== Segment start ==

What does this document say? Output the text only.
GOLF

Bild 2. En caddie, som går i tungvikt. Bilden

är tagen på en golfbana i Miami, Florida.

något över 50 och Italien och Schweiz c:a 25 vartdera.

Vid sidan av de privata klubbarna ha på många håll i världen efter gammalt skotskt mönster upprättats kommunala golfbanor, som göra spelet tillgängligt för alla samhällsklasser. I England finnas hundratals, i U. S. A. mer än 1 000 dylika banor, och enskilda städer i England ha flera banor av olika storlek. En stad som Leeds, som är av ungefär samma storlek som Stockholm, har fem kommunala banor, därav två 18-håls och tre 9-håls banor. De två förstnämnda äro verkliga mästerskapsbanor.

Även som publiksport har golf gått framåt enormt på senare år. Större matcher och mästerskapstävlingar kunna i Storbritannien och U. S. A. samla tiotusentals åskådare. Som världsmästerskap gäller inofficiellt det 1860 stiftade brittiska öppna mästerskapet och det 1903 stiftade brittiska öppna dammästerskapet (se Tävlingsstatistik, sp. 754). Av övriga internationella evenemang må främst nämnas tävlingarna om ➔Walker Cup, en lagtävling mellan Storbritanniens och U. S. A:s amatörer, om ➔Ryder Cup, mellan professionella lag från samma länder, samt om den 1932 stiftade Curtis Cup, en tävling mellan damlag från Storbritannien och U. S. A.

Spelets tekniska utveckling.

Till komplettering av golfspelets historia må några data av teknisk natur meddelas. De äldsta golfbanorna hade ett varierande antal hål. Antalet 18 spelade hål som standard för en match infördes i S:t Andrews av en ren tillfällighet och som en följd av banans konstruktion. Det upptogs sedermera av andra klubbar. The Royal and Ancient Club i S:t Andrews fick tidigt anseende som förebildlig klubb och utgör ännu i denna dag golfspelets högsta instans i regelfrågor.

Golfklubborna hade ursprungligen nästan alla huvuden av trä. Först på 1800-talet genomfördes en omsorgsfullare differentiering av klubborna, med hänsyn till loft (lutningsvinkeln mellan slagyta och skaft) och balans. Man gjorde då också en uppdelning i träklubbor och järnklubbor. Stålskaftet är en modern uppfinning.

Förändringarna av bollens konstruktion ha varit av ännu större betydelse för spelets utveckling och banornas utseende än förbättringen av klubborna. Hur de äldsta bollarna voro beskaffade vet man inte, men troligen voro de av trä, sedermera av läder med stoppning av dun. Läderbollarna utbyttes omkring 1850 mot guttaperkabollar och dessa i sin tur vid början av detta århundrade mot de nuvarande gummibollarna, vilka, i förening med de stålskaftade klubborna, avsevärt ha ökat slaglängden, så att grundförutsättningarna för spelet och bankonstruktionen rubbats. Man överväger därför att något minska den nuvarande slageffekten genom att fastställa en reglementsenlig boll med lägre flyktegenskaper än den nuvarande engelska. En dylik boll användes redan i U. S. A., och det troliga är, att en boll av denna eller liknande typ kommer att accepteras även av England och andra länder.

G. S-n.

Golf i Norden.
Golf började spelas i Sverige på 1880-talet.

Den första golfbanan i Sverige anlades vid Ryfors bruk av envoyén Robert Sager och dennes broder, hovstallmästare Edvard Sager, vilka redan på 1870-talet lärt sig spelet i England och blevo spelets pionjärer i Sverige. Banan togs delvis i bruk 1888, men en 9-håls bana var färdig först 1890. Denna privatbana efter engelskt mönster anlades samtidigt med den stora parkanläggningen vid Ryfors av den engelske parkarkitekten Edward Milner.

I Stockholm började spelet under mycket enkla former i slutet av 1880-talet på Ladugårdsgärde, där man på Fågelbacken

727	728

== Segment end ==

→ **REQUIREMENT**
Please copy each line of the entries in which the word "började" shows up.

→ **RESPONSE AREA**
Golf började spelas i Sverige på 1880-talet.
I Stockholm började spelet under mycket enkla former i slutet av 1880-talet på Ladugårdsgärde, där man på Fågelbacken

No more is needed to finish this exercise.